Your task is to gather the lines below that hold the string "Arabian".

Input data:
* Begin *

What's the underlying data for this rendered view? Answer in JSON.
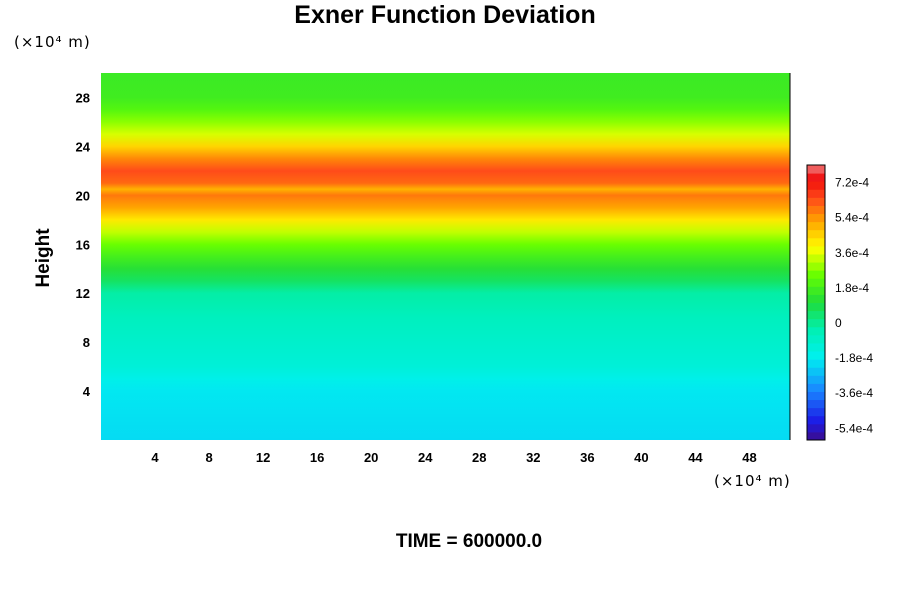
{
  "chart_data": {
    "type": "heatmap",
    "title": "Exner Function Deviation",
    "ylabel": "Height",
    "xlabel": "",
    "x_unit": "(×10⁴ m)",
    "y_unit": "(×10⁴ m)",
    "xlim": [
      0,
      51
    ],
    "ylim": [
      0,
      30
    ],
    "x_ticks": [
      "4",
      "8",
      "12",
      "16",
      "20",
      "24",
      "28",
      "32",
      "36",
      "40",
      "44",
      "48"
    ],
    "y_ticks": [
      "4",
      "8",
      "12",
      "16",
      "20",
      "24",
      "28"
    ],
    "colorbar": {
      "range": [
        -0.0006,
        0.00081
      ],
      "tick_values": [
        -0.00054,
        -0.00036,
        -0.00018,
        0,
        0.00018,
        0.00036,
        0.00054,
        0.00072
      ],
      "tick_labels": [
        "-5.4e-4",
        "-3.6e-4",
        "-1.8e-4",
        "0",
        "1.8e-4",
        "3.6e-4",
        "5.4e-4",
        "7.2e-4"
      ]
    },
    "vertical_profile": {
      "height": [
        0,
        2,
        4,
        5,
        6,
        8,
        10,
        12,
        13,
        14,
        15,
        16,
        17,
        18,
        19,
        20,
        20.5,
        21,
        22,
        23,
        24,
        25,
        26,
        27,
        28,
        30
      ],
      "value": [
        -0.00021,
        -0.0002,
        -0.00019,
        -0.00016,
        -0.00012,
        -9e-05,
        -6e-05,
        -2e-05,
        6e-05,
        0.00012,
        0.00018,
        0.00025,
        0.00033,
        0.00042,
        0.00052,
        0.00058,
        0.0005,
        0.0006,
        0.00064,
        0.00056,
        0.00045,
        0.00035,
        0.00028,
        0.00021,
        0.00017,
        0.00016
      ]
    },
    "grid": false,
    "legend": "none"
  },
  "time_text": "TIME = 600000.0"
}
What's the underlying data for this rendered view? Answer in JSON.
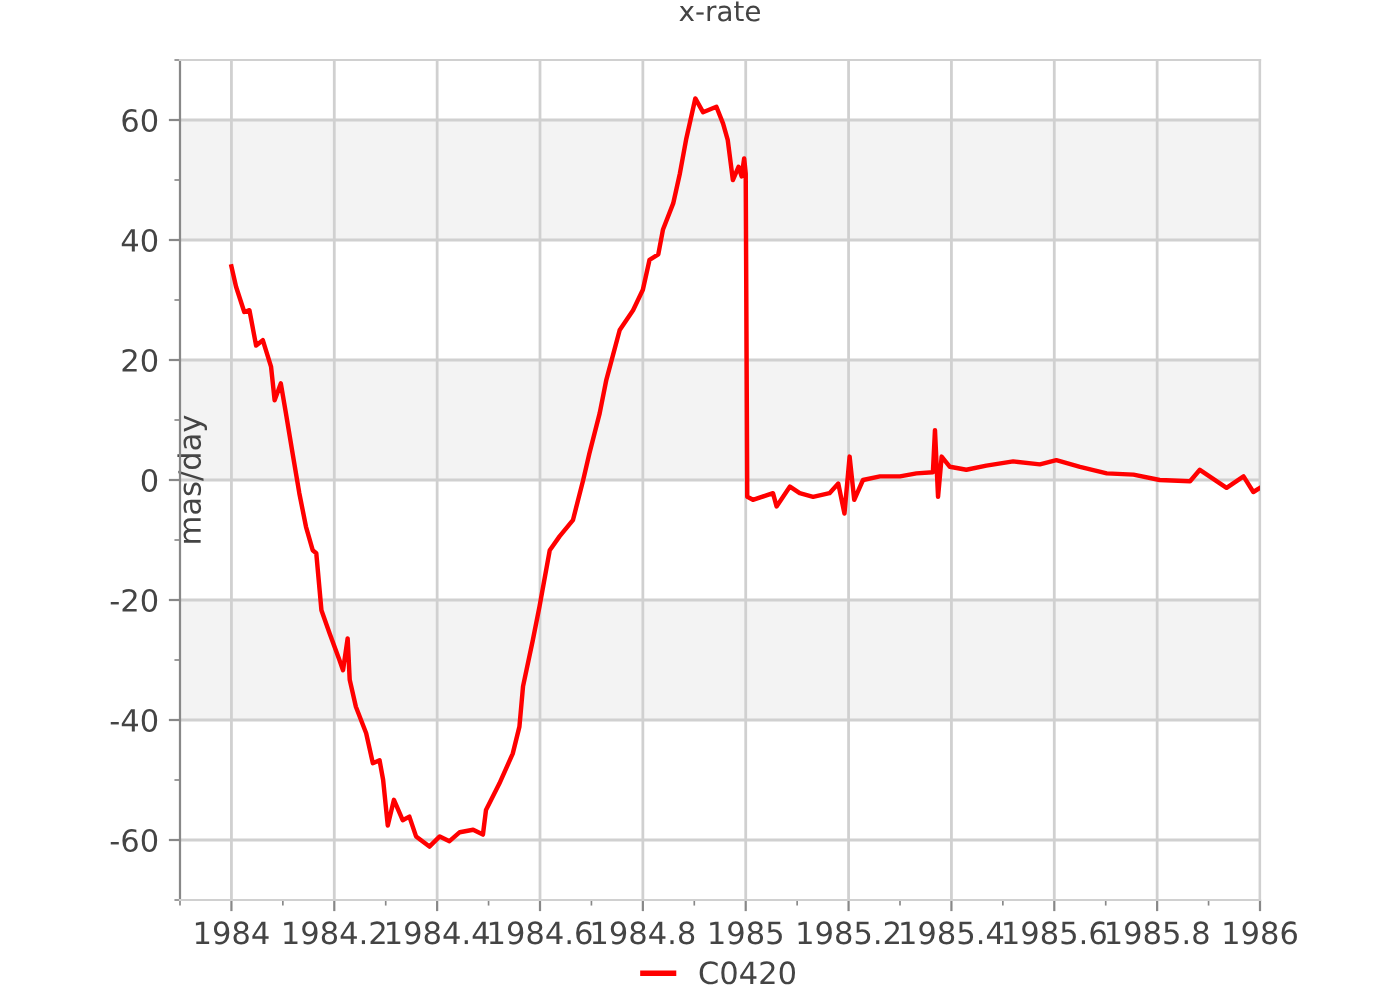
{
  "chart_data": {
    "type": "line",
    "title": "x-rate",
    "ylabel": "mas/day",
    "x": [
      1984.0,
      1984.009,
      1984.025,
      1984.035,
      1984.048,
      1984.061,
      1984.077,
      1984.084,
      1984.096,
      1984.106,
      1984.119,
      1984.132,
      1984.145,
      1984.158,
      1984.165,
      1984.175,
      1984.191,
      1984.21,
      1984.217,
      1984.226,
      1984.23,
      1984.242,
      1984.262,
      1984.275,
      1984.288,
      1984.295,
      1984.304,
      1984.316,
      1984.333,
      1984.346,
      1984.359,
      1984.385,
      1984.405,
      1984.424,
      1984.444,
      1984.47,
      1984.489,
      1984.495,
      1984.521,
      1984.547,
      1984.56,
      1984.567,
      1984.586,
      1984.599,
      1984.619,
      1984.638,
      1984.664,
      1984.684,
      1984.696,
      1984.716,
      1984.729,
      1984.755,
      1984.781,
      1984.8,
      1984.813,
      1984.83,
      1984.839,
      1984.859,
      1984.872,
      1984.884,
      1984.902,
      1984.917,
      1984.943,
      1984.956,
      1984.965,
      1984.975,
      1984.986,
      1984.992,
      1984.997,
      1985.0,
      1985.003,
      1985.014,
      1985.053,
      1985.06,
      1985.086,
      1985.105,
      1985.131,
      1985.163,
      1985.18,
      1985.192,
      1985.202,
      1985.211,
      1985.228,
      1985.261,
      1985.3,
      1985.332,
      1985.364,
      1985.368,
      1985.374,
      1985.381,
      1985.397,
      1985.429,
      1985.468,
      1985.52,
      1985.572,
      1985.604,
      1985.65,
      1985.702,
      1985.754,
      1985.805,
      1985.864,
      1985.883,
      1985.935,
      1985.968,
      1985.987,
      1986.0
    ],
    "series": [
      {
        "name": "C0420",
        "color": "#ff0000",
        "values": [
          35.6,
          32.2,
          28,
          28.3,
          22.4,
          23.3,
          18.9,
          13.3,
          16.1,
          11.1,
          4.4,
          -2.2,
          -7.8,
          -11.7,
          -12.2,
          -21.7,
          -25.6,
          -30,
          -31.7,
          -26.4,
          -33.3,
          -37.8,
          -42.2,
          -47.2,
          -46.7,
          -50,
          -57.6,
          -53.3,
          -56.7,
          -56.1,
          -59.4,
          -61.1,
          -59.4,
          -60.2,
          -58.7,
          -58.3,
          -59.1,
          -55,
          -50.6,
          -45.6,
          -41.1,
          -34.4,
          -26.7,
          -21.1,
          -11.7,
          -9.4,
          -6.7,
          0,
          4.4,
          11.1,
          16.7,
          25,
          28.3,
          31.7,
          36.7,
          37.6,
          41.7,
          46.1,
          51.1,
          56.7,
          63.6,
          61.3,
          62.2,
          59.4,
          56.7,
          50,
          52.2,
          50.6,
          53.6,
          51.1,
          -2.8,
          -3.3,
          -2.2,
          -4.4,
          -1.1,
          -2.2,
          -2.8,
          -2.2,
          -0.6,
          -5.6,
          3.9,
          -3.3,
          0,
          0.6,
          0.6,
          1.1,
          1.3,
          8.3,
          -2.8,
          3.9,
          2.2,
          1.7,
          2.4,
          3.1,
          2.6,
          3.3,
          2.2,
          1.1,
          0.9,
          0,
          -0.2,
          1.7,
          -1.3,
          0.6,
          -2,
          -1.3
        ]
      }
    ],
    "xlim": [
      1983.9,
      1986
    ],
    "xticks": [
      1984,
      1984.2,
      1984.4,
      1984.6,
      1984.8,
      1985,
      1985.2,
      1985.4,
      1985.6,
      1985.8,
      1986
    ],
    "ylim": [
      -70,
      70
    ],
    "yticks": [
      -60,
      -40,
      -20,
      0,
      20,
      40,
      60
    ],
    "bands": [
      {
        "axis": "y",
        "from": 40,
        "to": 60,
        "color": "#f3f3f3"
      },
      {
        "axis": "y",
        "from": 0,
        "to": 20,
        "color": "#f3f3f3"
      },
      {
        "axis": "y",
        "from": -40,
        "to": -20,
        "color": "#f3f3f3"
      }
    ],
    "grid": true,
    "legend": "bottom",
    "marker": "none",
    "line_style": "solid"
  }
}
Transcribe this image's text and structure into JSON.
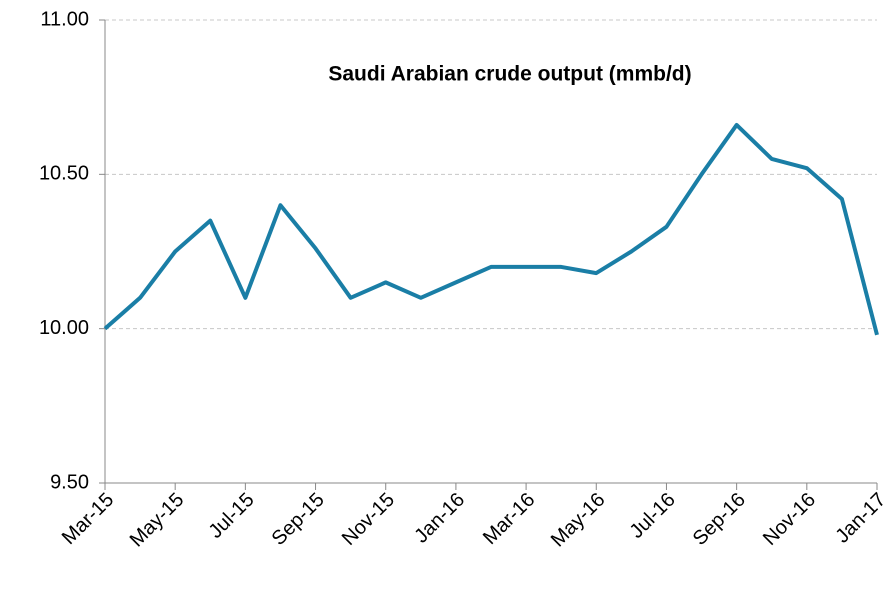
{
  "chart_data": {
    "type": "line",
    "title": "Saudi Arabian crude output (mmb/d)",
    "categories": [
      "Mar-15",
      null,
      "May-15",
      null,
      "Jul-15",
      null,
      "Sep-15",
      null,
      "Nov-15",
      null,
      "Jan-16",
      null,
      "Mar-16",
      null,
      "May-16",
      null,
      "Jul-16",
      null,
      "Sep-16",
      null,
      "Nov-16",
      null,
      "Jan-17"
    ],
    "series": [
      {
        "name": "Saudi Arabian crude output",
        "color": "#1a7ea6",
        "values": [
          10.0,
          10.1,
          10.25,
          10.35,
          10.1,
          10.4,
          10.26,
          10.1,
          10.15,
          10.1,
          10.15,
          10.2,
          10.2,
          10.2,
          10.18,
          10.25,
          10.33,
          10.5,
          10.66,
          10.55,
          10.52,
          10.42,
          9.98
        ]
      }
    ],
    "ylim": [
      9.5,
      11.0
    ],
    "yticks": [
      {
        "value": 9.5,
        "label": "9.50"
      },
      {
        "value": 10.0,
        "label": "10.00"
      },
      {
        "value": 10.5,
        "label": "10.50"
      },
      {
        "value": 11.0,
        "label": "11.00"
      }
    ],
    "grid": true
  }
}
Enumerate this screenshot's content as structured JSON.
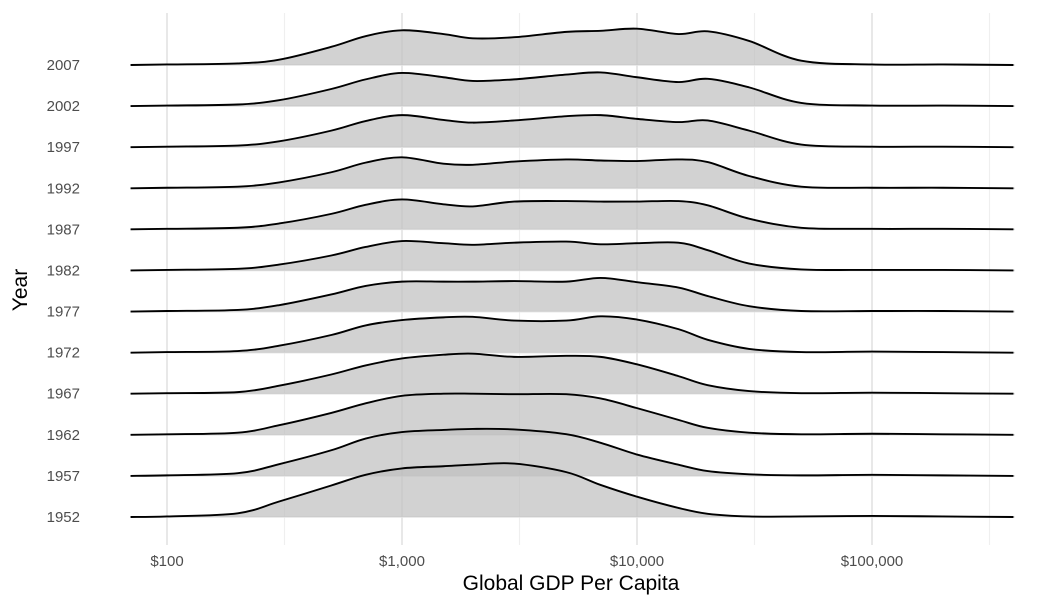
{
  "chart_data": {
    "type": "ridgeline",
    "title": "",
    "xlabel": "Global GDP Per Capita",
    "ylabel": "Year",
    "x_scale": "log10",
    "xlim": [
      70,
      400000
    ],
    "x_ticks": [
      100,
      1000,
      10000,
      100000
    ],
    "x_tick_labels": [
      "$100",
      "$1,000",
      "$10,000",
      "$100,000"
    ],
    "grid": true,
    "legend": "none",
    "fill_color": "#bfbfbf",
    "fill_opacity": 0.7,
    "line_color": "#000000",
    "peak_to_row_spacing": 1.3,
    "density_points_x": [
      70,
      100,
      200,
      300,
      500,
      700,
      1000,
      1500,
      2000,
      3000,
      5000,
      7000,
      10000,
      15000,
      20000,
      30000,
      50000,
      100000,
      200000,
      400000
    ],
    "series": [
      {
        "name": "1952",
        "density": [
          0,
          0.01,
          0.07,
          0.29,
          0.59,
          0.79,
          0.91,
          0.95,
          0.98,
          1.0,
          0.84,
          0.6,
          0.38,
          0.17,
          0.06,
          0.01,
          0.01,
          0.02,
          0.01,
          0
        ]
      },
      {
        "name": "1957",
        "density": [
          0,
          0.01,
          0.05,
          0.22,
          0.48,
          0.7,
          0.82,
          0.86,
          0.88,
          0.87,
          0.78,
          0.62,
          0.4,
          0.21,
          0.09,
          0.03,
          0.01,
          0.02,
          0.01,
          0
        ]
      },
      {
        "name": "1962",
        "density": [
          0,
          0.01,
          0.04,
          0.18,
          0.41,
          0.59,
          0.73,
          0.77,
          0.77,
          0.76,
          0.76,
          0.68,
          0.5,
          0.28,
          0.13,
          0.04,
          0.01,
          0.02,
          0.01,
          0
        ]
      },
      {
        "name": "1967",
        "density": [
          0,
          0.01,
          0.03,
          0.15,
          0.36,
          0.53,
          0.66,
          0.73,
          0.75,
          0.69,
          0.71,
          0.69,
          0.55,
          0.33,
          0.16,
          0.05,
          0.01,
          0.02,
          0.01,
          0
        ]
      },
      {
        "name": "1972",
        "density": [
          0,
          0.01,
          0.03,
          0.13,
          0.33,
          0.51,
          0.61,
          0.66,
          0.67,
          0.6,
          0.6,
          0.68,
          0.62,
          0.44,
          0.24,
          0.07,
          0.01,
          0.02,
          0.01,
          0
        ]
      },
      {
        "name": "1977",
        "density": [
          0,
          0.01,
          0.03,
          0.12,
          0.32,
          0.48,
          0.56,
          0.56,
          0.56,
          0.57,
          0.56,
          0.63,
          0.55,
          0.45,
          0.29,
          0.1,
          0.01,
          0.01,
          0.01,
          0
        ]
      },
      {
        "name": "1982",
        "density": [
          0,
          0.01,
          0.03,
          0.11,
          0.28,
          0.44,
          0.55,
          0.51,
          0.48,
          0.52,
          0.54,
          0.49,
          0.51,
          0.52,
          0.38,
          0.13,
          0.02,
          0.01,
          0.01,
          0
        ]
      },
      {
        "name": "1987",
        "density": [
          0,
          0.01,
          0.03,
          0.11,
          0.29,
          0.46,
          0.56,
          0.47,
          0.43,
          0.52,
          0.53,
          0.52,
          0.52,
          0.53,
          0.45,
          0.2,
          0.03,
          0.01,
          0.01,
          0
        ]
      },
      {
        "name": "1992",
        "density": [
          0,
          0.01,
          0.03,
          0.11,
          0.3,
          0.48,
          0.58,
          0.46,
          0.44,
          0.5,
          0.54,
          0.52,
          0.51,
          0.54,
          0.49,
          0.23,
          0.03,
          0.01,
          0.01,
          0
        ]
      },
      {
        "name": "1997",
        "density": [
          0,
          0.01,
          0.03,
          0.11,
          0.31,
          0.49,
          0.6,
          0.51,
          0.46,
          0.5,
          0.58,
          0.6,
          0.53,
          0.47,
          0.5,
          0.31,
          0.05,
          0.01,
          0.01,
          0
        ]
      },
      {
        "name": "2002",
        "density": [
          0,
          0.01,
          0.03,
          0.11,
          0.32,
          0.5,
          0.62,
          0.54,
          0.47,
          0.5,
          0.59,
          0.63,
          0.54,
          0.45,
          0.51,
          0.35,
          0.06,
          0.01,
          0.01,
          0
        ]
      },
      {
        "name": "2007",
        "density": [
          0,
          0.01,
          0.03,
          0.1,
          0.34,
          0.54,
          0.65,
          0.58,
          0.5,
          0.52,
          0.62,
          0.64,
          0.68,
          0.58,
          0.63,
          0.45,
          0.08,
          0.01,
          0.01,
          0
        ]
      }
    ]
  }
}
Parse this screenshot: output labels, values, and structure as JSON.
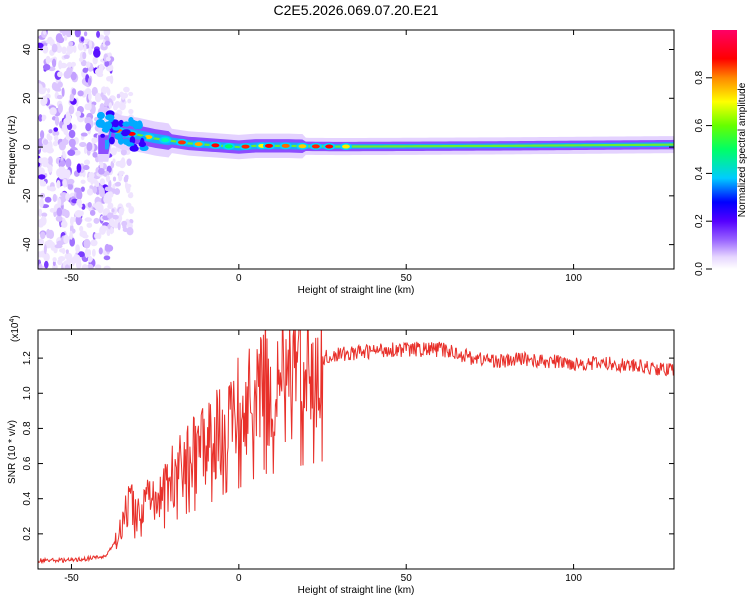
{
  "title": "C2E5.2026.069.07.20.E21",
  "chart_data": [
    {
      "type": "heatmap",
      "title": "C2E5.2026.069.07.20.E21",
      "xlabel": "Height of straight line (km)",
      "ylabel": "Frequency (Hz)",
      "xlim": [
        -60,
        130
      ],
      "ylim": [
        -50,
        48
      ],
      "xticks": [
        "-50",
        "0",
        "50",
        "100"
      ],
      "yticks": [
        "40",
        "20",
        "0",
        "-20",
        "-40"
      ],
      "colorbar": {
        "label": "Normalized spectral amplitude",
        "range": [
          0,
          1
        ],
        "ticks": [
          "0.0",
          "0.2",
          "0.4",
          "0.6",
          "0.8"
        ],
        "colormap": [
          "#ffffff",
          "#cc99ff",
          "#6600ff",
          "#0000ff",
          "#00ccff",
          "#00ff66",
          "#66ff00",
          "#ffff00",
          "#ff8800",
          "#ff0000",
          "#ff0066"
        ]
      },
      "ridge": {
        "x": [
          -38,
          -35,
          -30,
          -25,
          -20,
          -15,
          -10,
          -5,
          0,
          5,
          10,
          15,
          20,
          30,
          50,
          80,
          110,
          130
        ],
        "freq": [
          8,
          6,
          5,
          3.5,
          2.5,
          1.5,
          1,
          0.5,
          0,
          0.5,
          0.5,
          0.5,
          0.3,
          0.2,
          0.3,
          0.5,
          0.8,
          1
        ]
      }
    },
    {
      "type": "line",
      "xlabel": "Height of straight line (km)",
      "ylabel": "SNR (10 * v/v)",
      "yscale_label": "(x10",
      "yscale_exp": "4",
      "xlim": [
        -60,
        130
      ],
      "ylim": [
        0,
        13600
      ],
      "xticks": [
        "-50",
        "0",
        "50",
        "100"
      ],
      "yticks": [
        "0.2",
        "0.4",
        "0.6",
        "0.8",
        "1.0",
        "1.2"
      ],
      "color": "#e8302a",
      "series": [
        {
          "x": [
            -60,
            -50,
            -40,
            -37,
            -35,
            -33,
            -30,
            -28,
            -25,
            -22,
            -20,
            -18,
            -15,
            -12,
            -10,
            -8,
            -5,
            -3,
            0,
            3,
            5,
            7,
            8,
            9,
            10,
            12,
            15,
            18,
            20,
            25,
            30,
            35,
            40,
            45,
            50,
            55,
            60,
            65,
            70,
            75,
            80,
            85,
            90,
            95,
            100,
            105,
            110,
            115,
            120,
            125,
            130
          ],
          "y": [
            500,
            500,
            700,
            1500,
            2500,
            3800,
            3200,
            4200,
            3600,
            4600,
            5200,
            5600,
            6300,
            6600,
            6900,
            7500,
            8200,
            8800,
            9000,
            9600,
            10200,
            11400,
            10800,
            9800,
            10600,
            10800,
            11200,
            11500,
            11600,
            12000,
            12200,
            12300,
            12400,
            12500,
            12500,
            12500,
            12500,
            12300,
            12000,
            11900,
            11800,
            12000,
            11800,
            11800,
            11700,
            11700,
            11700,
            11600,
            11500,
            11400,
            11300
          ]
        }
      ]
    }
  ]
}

* End *

Response to the task:
    "title": "Saudi Arabian crude output (mmb/d)",
        "name": "Saudi Arabian crude output",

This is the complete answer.